[WHAT YOU WILL DO]
Reproduce the listing word for word, leaving every picture behind.

[DATA SHOWN]
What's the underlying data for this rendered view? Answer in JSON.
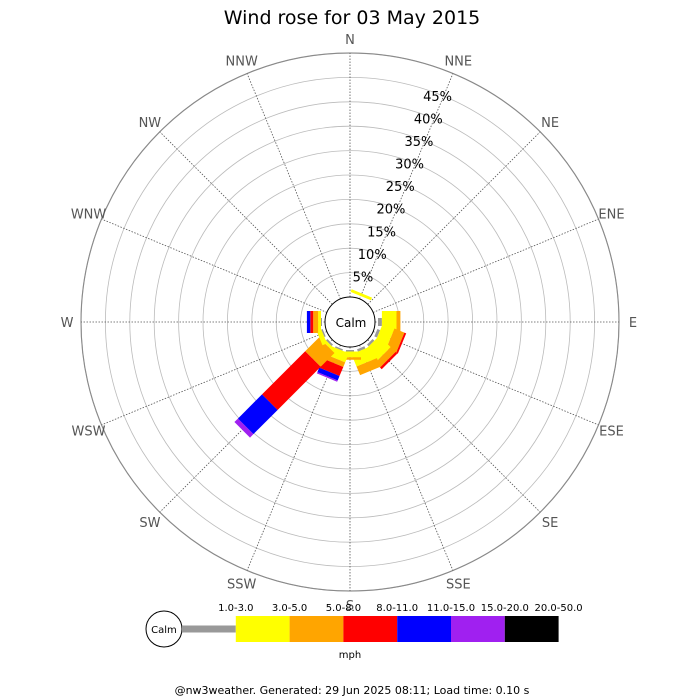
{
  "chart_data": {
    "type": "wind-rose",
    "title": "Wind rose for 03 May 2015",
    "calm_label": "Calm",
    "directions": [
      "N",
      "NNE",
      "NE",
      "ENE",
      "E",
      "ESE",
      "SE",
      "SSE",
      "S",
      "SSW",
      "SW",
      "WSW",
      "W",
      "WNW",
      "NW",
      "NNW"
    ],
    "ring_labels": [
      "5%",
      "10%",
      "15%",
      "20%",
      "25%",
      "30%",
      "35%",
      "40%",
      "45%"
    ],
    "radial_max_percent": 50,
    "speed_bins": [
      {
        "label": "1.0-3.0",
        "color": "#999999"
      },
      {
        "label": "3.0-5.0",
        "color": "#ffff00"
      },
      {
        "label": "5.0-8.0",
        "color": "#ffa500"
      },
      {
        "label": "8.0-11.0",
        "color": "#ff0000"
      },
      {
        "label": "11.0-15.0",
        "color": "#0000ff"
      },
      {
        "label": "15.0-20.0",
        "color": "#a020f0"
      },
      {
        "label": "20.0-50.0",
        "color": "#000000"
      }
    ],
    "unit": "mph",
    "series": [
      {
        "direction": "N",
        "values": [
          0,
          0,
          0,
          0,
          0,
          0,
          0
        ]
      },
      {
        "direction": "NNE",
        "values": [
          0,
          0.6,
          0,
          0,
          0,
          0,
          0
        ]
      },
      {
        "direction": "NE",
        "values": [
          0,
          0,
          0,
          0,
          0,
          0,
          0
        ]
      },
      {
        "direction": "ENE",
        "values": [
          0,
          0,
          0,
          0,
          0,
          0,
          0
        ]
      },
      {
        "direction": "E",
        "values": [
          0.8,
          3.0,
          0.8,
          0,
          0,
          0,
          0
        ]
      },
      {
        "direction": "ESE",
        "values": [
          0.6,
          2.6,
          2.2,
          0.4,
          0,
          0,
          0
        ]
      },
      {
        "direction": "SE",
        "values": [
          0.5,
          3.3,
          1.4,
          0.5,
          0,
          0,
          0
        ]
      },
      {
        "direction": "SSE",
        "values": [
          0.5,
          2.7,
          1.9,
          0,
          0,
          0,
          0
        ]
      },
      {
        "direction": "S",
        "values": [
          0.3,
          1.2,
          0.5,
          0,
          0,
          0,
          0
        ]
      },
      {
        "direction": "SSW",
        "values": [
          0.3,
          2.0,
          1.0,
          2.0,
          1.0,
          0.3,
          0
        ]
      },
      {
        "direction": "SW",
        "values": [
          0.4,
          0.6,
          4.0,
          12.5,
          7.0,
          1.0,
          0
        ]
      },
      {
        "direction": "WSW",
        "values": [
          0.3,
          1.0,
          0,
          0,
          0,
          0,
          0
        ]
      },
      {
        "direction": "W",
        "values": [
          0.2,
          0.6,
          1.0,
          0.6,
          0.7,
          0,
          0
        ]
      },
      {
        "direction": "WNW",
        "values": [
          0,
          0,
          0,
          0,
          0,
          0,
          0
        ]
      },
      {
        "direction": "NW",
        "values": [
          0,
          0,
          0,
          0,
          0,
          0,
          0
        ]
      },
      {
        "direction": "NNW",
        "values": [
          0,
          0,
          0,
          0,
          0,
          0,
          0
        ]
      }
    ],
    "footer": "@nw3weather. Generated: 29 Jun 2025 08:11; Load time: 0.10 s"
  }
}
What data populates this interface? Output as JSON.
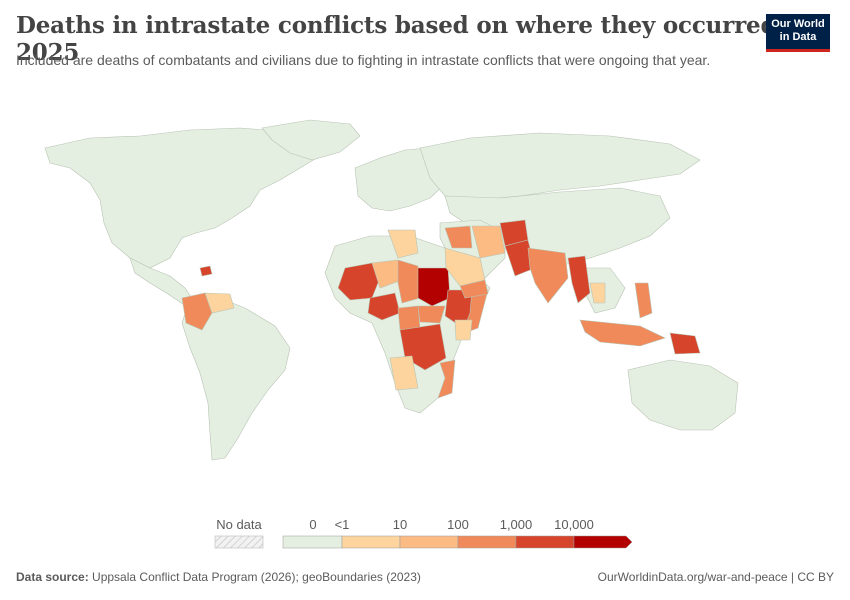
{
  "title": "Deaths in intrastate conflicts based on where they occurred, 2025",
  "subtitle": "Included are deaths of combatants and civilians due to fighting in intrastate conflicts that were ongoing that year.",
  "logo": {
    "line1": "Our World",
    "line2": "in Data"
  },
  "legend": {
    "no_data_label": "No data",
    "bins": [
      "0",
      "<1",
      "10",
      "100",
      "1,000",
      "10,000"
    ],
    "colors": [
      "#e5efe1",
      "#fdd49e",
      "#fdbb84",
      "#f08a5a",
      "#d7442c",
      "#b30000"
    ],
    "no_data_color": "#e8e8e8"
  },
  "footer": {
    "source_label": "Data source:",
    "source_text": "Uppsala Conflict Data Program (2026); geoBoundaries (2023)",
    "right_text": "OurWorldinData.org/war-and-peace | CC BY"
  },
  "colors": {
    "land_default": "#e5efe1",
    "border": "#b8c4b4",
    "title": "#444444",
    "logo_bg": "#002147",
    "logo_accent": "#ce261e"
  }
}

[FULL OUTPUT]
What's the underlying data for this rendered view? Answer in JSON.
{
  "chart_data": {
    "type": "wind-rose",
    "title": "Wind rose for 03 May 2015",
    "calm_label": "Calm",
    "directions": [
      "N",
      "NNE",
      "NE",
      "ENE",
      "E",
      "ESE",
      "SE",
      "SSE",
      "S",
      "SSW",
      "SW",
      "WSW",
      "W",
      "WNW",
      "NW",
      "NNW"
    ],
    "ring_labels": [
      "5%",
      "10%",
      "15%",
      "20%",
      "25%",
      "30%",
      "35%",
      "40%",
      "45%"
    ],
    "radial_max_percent": 50,
    "speed_bins": [
      {
        "label": "1.0-3.0",
        "color": "#999999"
      },
      {
        "label": "3.0-5.0",
        "color": "#ffff00"
      },
      {
        "label": "5.0-8.0",
        "color": "#ffa500"
      },
      {
        "label": "8.0-11.0",
        "color": "#ff0000"
      },
      {
        "label": "11.0-15.0",
        "color": "#0000ff"
      },
      {
        "label": "15.0-20.0",
        "color": "#a020f0"
      },
      {
        "label": "20.0-50.0",
        "color": "#000000"
      }
    ],
    "unit": "mph",
    "series": [
      {
        "direction": "N",
        "values": [
          0,
          0,
          0,
          0,
          0,
          0,
          0
        ]
      },
      {
        "direction": "NNE",
        "values": [
          0,
          0.6,
          0,
          0,
          0,
          0,
          0
        ]
      },
      {
        "direction": "NE",
        "values": [
          0,
          0,
          0,
          0,
          0,
          0,
          0
        ]
      },
      {
        "direction": "ENE",
        "values": [
          0,
          0,
          0,
          0,
          0,
          0,
          0
        ]
      },
      {
        "direction": "E",
        "values": [
          0.8,
          3.0,
          0.8,
          0,
          0,
          0,
          0
        ]
      },
      {
        "direction": "ESE",
        "values": [
          0.6,
          2.6,
          2.2,
          0.4,
          0,
          0,
          0
        ]
      },
      {
        "direction": "SE",
        "values": [
          0.5,
          3.3,
          1.4,
          0.5,
          0,
          0,
          0
        ]
      },
      {
        "direction": "SSE",
        "values": [
          0.5,
          2.7,
          1.9,
          0,
          0,
          0,
          0
        ]
      },
      {
        "direction": "S",
        "values": [
          0.3,
          1.2,
          0.5,
          0,
          0,
          0,
          0
        ]
      },
      {
        "direction": "SSW",
        "values": [
          0.3,
          2.0,
          1.0,
          2.0,
          1.0,
          0.3,
          0
        ]
      },
      {
        "direction": "SW",
        "values": [
          0.4,
          0.6,
          4.0,
          12.5,
          7.0,
          1.0,
          0
        ]
      },
      {
        "direction": "WSW",
        "values": [
          0.3,
          1.0,
          0,
          0,
          0,
          0,
          0
        ]
      },
      {
        "direction": "W",
        "values": [
          0.2,
          0.6,
          1.0,
          0.6,
          0.7,
          0,
          0
        ]
      },
      {
        "direction": "WNW",
        "values": [
          0,
          0,
          0,
          0,
          0,
          0,
          0
        ]
      },
      {
        "direction": "NW",
        "values": [
          0,
          0,
          0,
          0,
          0,
          0,
          0
        ]
      },
      {
        "direction": "NNW",
        "values": [
          0,
          0,
          0,
          0,
          0,
          0,
          0
        ]
      }
    ],
    "footer": "@nw3weather. Generated: 29 Jun 2025 08:11; Load time: 0.10 s"
  }
}
What data populates this interface? Output as JSON.
{
  "title": "Deaths in intrastate conflicts based on where they occurred, 2025",
  "subtitle": "Included are deaths of combatants and civilians due to fighting in intrastate conflicts that were ongoing that year.",
  "logo": {
    "line1": "Our World",
    "line2": "in Data"
  },
  "legend": {
    "no_data_label": "No data",
    "bins": [
      "0",
      "<1",
      "10",
      "100",
      "1,000",
      "10,000"
    ],
    "colors": [
      "#e5efe1",
      "#fdd49e",
      "#fdbb84",
      "#f08a5a",
      "#d7442c",
      "#b30000"
    ],
    "no_data_color": "#e8e8e8"
  },
  "footer": {
    "source_label": "Data source:",
    "source_text": "Uppsala Conflict Data Program (2026); geoBoundaries (2023)",
    "right_text": "OurWorldinData.org/war-and-peace | CC BY"
  },
  "colors": {
    "land_default": "#e5efe1",
    "border": "#b8c4b4",
    "title": "#444444",
    "logo_bg": "#002147",
    "logo_accent": "#ce261e"
  }
}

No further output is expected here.